Your answer should be the full set of entries, given again without alteration.
────
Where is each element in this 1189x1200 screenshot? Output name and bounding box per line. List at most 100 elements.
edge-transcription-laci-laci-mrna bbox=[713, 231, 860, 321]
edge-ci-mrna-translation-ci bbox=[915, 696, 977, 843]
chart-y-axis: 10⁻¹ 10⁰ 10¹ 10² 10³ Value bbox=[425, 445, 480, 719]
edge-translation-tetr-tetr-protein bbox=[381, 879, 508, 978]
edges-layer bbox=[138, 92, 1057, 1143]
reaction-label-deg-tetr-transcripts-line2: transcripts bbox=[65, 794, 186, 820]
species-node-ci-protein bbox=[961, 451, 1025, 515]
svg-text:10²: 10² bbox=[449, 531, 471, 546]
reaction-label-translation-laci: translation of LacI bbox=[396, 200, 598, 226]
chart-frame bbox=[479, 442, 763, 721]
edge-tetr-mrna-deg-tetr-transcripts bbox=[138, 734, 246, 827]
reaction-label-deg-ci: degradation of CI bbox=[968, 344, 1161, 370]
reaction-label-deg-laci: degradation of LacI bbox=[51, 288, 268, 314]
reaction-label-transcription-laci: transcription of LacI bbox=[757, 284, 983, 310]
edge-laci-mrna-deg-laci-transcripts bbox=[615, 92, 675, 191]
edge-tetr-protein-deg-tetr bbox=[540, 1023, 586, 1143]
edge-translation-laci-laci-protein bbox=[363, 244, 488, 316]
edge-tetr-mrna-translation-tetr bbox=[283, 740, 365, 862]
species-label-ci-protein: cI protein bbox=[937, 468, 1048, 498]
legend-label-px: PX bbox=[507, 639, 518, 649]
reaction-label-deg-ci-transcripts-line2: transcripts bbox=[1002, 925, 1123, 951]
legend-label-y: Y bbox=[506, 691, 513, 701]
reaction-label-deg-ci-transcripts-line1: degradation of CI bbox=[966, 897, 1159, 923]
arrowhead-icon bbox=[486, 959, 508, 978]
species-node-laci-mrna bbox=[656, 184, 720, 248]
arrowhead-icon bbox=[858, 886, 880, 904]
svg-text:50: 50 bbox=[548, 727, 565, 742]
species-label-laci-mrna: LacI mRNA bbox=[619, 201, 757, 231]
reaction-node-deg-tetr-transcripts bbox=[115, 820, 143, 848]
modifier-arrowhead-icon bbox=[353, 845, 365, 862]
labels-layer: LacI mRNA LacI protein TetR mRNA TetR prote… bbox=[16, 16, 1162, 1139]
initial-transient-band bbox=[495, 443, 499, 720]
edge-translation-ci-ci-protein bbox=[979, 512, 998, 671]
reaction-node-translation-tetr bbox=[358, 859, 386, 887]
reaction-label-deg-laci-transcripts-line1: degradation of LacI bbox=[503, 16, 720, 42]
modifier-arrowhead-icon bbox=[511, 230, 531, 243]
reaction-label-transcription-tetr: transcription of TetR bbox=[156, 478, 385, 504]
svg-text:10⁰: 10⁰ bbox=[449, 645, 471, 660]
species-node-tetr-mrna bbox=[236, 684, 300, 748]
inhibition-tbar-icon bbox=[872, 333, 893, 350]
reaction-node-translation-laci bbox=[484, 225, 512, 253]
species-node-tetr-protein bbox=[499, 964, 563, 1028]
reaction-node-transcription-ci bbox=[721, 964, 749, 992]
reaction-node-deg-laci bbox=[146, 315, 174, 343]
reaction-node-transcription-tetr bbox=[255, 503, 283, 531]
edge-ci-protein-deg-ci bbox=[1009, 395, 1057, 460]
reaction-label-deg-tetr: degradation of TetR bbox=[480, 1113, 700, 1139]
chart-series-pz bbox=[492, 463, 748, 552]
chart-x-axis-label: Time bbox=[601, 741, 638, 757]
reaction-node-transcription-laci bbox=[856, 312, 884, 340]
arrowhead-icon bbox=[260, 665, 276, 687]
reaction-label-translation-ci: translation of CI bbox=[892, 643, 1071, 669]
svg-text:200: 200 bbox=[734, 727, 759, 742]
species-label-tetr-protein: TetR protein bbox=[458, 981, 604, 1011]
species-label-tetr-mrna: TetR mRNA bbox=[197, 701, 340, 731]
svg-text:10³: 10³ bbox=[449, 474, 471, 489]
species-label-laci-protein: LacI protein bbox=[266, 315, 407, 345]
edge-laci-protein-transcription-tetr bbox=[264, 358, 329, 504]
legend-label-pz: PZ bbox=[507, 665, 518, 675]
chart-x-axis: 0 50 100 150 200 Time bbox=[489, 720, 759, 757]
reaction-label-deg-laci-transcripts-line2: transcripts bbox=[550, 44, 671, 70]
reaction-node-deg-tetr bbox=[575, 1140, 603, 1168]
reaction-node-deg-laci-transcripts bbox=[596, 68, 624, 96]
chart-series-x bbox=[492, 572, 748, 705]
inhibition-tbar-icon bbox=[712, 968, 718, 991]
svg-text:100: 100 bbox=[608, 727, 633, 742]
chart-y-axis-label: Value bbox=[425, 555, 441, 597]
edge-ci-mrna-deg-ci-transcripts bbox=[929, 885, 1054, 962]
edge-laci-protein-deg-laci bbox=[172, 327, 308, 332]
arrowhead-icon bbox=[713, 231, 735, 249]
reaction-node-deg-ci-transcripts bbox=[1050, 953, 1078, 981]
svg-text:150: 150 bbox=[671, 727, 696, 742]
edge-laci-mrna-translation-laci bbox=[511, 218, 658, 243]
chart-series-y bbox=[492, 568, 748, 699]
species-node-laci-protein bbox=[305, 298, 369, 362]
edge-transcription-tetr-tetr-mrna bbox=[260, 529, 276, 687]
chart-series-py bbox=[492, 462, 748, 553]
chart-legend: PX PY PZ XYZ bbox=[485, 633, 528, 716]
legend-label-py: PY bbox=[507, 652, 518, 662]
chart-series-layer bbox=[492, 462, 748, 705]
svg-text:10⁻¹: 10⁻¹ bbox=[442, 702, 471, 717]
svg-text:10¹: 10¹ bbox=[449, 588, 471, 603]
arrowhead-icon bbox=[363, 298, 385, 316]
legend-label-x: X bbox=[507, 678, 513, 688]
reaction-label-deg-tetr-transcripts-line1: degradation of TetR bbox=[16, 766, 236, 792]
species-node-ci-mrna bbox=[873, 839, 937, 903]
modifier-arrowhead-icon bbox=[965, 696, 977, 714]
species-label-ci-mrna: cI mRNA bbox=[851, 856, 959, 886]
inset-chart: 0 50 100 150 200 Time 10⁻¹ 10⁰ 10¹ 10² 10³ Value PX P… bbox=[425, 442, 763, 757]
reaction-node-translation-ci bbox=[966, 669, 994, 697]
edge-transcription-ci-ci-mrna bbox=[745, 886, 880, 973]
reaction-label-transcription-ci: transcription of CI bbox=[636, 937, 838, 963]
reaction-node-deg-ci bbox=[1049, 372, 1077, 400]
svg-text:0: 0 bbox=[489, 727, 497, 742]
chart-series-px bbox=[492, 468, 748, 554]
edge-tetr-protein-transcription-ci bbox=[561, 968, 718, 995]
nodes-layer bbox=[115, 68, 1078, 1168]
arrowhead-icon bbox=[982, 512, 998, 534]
────
### THE COMPLETED TASK
Where is each element in this 1189x1200 screenshot? Output name and bounding box per line. List at most 100 elements.
edge-transcription-laci-laci-mrna bbox=[713, 231, 860, 321]
edge-ci-mrna-translation-ci bbox=[915, 696, 977, 843]
chart-y-axis: 10⁻¹ 10⁰ 10¹ 10² 10³ Value bbox=[425, 445, 480, 719]
edge-translation-tetr-tetr-protein bbox=[381, 879, 508, 978]
edges-layer bbox=[138, 92, 1057, 1143]
reaction-label-deg-tetr-transcripts-line2: transcripts bbox=[65, 794, 186, 820]
species-node-ci-protein bbox=[961, 451, 1025, 515]
svg-text:10²: 10² bbox=[449, 531, 471, 546]
reaction-label-translation-laci: translation of LacI bbox=[396, 200, 598, 226]
chart-frame bbox=[479, 442, 763, 721]
edge-tetr-mrna-deg-tetr-transcripts bbox=[138, 734, 246, 827]
reaction-label-deg-ci: degradation of CI bbox=[968, 344, 1161, 370]
reaction-label-deg-laci: degradation of LacI bbox=[51, 288, 268, 314]
reaction-label-transcription-laci: transcription of LacI bbox=[757, 284, 983, 310]
edge-laci-mrna-deg-laci-transcripts bbox=[615, 92, 675, 191]
edge-tetr-protein-deg-tetr bbox=[540, 1023, 586, 1143]
edge-translation-laci-laci-protein bbox=[363, 244, 488, 316]
edge-tetr-mrna-translation-tetr bbox=[283, 740, 365, 862]
species-label-ci-protein: cI protein bbox=[937, 468, 1048, 498]
legend-label-px: PX bbox=[507, 639, 518, 649]
reaction-label-deg-ci-transcripts-line2: transcripts bbox=[1002, 925, 1123, 951]
legend-label-y: Y bbox=[506, 691, 513, 701]
reaction-label-deg-ci-transcripts-line1: degradation of CI bbox=[966, 897, 1159, 923]
arrowhead-icon bbox=[486, 959, 508, 978]
species-node-laci-mrna bbox=[656, 184, 720, 248]
arrowhead-icon bbox=[858, 886, 880, 904]
svg-text:50: 50 bbox=[548, 727, 565, 742]
species-label-laci-mrna: LacI mRNA bbox=[619, 201, 757, 231]
reaction-node-deg-tetr-transcripts bbox=[115, 820, 143, 848]
modifier-arrowhead-icon bbox=[353, 845, 365, 862]
labels-layer: LacI mRNA LacI protein TetR mRNA TetR prote… bbox=[16, 16, 1162, 1139]
initial-transient-band bbox=[495, 443, 499, 720]
edge-translation-ci-ci-protein bbox=[979, 512, 998, 671]
reaction-node-translation-tetr bbox=[358, 859, 386, 887]
reaction-label-deg-laci-transcripts-line1: degradation of LacI bbox=[503, 16, 720, 42]
modifier-arrowhead-icon bbox=[511, 230, 531, 243]
reaction-label-transcription-tetr: transcription of TetR bbox=[156, 478, 385, 504]
svg-text:10⁰: 10⁰ bbox=[449, 645, 471, 660]
species-node-tetr-mrna bbox=[236, 684, 300, 748]
inhibition-tbar-icon bbox=[872, 333, 893, 350]
reaction-node-translation-laci bbox=[484, 225, 512, 253]
species-node-tetr-protein bbox=[499, 964, 563, 1028]
reaction-node-transcription-ci bbox=[721, 964, 749, 992]
reaction-node-deg-laci bbox=[146, 315, 174, 343]
reaction-node-transcription-tetr bbox=[255, 503, 283, 531]
edge-ci-protein-deg-ci bbox=[1009, 395, 1057, 460]
reaction-label-deg-tetr: degradation of TetR bbox=[480, 1113, 700, 1139]
chart-series-pz bbox=[492, 463, 748, 552]
chart-x-axis-label: Time bbox=[601, 741, 638, 757]
reaction-node-transcription-laci bbox=[856, 312, 884, 340]
arrowhead-icon bbox=[260, 665, 276, 687]
reaction-label-translation-ci: translation of CI bbox=[892, 643, 1071, 669]
svg-text:200: 200 bbox=[734, 727, 759, 742]
species-label-tetr-protein: TetR protein bbox=[458, 981, 604, 1011]
species-label-tetr-mrna: TetR mRNA bbox=[197, 701, 340, 731]
svg-text:10³: 10³ bbox=[449, 474, 471, 489]
species-label-laci-protein: LacI protein bbox=[266, 315, 407, 345]
edge-laci-protein-transcription-tetr bbox=[264, 358, 329, 504]
legend-label-pz: PZ bbox=[507, 665, 518, 675]
chart-x-axis: 0 50 100 150 200 Time bbox=[489, 720, 759, 757]
reaction-label-deg-laci-transcripts-line2: transcripts bbox=[550, 44, 671, 70]
reaction-node-deg-tetr bbox=[575, 1140, 603, 1168]
reaction-node-deg-laci-transcripts bbox=[596, 68, 624, 96]
chart-series-x bbox=[492, 572, 748, 705]
inhibition-tbar-icon bbox=[712, 968, 718, 991]
svg-text:100: 100 bbox=[608, 727, 633, 742]
chart-y-axis-label: Value bbox=[425, 555, 441, 597]
edge-ci-mrna-deg-ci-transcripts bbox=[929, 885, 1054, 962]
edge-laci-protein-deg-laci bbox=[172, 327, 308, 332]
arrowhead-icon bbox=[713, 231, 735, 249]
reaction-node-deg-ci-transcripts bbox=[1050, 953, 1078, 981]
svg-text:150: 150 bbox=[671, 727, 696, 742]
edge-laci-mrna-translation-laci bbox=[511, 218, 658, 243]
chart-series-y bbox=[492, 568, 748, 699]
species-node-laci-protein bbox=[305, 298, 369, 362]
edge-transcription-tetr-tetr-mrna bbox=[260, 529, 276, 687]
chart-series-py bbox=[492, 462, 748, 553]
chart-legend: PX PY PZ XYZ bbox=[485, 633, 528, 716]
legend-label-py: PY bbox=[507, 652, 518, 662]
chart-series-layer bbox=[492, 462, 748, 705]
svg-text:10⁻¹: 10⁻¹ bbox=[442, 702, 471, 717]
svg-text:10¹: 10¹ bbox=[449, 588, 471, 603]
arrowhead-icon bbox=[363, 298, 385, 316]
legend-label-x: X bbox=[507, 678, 513, 688]
reaction-label-deg-tetr-transcripts-line1: degradation of TetR bbox=[16, 766, 236, 792]
species-node-ci-mrna bbox=[873, 839, 937, 903]
modifier-arrowhead-icon bbox=[965, 696, 977, 714]
species-label-ci-mrna: cI mRNA bbox=[851, 856, 959, 886]
inset-chart: 0 50 100 150 200 Time 10⁻¹ 10⁰ 10¹ 10² 10³ Value PX P… bbox=[425, 442, 763, 757]
reaction-node-translation-ci bbox=[966, 669, 994, 697]
edge-transcription-ci-ci-mrna bbox=[745, 886, 880, 973]
reaction-label-transcription-ci: transcription of CI bbox=[636, 937, 838, 963]
reaction-node-deg-ci bbox=[1049, 372, 1077, 400]
svg-text:0: 0 bbox=[489, 727, 497, 742]
chart-series-px bbox=[492, 468, 748, 554]
edge-tetr-protein-transcription-ci bbox=[561, 968, 718, 995]
nodes-layer bbox=[115, 68, 1078, 1168]
arrowhead-icon bbox=[982, 512, 998, 534]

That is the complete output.